Give the listing below again in full, exactly as written.

(Records contained in a dataset)
-- begin --
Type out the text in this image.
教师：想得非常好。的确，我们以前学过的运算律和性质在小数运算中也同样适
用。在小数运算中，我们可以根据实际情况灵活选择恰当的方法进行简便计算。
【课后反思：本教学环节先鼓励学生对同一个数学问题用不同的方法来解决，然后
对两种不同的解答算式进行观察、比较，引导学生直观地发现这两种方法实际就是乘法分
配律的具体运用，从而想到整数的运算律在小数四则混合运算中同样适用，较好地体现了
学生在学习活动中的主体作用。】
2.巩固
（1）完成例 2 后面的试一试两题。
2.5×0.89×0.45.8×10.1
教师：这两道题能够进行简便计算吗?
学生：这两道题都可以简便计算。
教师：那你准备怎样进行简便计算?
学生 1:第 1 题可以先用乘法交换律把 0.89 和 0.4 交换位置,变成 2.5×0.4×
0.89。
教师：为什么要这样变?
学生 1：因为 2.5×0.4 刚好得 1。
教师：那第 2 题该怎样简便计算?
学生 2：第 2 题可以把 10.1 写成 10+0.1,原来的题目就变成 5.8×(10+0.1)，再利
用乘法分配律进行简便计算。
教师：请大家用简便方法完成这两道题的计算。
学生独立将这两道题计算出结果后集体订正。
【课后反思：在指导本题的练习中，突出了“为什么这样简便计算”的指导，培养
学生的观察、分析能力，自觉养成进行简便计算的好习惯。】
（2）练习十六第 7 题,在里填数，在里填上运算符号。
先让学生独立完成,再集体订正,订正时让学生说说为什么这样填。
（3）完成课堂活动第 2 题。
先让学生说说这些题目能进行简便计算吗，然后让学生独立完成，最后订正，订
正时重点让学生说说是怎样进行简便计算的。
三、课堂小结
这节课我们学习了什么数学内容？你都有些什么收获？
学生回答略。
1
-- end --
▶ **EXPECTED ANSWER**
Type out the text in this image.
教师：想得非常好。的确，我们以前学过的运算律和性质在小数运算中也同样适
用。在小数运算中，我们可以根据实际情况灵活选择恰当的方法进行简便计算。
【课后反思：本教学环节先鼓励学生对同一个数学问题用不同的方法来解决，然后
对两种不同的解答算式进行观察、比较，引导学生直观地发现这两种方法实际就是乘法分
配律的具体运用，从而想到整数的运算律在小数四则混合运算中同样适用，较好地体现了
学生在学习活动中的主体作用。】
2.巩固
（1）完成例 2 后面的试一试两题。
2.5×0.89×0.45.8×10.1
教师：这两道题能够进行简便计算吗?
学生：这两道题都可以简便计算。
教师：那你准备怎样进行简便计算?
学生 1:第 1 题可以先用乘法交换律把 0.89 和 0.4 交换位置,变成 2.5×0.4×
0.89。
教师：为什么要这样变?
学生 1：因为 2.5×0.4 刚好得 1。
教师：那第 2 题该怎样简便计算?
学生 2：第 2 题可以把 10.1 写成 10+0.1,原来的题目就变成 5.8×(10+0.1)，再利
用乘法分配律进行简便计算。
教师：请大家用简便方法完成这两道题的计算。
学生独立将这两道题计算出结果后集体订正。
【课后反思：在指导本题的练习中，突出了“为什么这样简便计算”的指导，培养
学生的观察、分析能力，自觉养成进行简便计算的好习惯。】
（2）练习十六第 7 题,在里填数，在里填上运算符号。
先让学生独立完成,再集体订正,订正时让学生说说为什么这样填。
（3）完成课堂活动第 2 题。
先让学生说说这些题目能进行简便计算吗，然后让学生独立完成，最后订正，订
正时重点让学生说说是怎样进行简便计算的。
三、课堂小结
这节课我们学习了什么数学内容？你都有些什么收获？
学生回答略。
1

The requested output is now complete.